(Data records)
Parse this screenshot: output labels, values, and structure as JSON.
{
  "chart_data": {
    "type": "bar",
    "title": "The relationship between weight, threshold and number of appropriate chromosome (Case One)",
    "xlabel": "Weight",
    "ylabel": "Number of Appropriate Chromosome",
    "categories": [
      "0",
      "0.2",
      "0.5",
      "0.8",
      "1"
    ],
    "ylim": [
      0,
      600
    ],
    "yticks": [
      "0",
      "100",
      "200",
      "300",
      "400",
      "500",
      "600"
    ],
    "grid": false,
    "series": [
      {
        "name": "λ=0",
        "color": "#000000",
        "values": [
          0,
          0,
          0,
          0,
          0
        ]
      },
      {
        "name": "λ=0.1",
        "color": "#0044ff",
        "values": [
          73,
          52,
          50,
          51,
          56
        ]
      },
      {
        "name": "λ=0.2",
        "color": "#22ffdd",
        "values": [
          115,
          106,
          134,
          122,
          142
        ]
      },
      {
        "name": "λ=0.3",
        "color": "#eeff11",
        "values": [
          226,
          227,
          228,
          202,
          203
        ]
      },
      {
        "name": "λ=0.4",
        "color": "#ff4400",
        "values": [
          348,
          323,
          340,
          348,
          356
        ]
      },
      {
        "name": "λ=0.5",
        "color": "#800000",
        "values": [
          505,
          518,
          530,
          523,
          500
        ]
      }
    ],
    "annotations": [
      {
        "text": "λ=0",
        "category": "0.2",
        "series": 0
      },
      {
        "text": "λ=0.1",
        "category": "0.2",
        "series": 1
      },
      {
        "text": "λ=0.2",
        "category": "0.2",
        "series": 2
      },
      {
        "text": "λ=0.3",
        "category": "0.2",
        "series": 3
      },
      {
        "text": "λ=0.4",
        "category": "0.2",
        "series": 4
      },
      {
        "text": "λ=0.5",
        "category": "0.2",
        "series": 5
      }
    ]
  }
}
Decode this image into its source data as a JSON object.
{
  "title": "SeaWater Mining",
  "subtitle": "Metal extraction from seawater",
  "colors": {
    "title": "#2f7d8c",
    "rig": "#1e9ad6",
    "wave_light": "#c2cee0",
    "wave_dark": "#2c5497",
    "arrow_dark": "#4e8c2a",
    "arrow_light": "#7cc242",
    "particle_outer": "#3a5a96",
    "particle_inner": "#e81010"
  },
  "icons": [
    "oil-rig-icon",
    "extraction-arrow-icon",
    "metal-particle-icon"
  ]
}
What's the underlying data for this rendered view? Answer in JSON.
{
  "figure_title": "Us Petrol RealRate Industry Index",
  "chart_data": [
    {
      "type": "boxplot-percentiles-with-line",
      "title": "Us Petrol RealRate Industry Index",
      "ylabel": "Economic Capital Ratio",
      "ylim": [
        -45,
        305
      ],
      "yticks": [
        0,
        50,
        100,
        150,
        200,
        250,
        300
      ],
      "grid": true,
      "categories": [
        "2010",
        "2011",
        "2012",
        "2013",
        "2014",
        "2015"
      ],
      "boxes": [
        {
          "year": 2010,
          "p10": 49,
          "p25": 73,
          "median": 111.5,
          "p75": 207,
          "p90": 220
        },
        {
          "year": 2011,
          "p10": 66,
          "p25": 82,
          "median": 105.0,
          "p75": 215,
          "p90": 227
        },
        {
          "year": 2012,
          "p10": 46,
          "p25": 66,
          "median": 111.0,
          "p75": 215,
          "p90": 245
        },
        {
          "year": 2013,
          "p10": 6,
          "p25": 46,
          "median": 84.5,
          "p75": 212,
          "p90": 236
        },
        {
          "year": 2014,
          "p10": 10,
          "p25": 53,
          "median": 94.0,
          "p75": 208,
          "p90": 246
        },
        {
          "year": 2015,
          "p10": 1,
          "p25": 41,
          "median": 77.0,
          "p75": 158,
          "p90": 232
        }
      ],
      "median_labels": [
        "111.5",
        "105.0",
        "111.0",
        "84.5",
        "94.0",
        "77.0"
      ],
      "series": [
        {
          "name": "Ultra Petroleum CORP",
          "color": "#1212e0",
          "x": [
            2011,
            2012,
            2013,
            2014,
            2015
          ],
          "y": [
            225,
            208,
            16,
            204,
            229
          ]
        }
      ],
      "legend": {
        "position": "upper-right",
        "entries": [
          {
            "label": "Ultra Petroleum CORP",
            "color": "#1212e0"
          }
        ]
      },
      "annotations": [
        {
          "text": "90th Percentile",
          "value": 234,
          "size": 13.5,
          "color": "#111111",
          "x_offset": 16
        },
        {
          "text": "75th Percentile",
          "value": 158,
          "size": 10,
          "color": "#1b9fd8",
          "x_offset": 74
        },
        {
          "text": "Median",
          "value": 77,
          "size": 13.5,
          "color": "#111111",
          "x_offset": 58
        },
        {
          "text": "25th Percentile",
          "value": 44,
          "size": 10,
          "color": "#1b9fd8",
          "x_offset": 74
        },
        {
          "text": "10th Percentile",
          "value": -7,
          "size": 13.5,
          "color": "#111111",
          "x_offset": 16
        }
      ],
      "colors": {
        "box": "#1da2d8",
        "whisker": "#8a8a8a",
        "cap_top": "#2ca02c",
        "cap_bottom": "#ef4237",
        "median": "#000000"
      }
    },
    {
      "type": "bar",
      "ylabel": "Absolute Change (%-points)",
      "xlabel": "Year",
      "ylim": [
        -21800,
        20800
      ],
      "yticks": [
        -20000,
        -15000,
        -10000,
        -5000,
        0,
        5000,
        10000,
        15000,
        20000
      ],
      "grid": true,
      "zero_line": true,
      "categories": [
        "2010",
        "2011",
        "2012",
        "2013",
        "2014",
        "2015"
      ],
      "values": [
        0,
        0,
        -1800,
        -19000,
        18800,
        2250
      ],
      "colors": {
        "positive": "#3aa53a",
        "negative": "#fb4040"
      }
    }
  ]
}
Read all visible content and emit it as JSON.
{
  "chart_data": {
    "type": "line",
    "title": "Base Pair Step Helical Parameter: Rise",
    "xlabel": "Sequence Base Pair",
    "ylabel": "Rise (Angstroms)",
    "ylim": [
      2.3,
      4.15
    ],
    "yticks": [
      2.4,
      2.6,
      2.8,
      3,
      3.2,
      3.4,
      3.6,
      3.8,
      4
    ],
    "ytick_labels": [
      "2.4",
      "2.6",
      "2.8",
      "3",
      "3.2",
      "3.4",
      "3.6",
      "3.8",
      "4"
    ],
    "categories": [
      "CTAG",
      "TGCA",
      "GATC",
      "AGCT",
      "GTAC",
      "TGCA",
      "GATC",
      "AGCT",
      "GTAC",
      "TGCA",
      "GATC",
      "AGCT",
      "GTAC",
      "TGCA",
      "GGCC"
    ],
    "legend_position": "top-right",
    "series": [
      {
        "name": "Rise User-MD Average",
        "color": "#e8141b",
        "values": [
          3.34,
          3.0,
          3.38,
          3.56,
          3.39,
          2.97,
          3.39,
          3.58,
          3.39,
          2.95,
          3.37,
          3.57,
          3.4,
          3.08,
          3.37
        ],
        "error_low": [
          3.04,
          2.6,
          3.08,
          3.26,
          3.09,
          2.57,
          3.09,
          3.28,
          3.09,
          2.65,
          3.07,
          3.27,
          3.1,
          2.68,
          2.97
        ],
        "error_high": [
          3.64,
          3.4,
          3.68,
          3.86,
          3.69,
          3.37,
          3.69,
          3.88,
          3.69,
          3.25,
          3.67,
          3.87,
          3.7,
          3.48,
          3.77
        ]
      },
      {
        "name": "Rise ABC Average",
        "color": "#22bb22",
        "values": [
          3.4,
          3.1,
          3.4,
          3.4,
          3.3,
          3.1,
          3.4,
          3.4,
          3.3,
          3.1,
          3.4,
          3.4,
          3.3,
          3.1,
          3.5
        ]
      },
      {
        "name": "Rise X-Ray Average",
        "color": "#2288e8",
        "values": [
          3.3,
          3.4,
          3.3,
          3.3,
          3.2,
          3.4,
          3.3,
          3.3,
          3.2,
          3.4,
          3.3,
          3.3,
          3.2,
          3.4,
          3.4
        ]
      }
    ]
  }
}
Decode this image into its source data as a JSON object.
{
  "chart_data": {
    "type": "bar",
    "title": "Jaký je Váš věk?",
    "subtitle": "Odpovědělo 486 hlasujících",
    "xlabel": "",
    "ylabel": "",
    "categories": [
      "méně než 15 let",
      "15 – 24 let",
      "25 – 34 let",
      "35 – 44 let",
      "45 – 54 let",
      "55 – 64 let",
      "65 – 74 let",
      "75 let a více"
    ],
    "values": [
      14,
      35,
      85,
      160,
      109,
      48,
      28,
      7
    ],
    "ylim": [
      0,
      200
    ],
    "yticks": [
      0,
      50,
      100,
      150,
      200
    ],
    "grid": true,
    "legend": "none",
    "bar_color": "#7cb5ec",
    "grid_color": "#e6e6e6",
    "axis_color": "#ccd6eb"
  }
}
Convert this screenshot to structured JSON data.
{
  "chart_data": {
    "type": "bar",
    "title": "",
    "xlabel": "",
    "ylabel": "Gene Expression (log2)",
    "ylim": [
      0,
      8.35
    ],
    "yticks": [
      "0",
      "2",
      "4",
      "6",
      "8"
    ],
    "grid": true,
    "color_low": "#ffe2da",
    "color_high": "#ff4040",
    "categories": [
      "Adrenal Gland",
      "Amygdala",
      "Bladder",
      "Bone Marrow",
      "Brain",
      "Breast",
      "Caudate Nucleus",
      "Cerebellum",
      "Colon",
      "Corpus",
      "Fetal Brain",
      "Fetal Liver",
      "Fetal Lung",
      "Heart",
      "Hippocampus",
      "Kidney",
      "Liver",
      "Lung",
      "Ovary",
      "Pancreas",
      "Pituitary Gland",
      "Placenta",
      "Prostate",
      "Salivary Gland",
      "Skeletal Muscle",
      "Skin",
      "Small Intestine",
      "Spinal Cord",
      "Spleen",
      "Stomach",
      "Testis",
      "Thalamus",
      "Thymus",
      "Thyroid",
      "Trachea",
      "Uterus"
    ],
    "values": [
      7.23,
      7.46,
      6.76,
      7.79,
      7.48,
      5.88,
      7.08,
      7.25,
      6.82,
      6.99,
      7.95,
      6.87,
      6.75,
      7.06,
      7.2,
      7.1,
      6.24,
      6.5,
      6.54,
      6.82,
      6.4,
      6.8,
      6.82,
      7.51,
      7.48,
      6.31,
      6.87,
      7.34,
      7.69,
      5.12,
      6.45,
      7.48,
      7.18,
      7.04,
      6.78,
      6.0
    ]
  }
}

YOUR OBJECTIVE:
Every line of the records that includes the word "extraction" should be gathered.

EXPECTED ANSWER:
  "subtitle": "Metal extraction from seawater",
    "extraction-arrow-icon",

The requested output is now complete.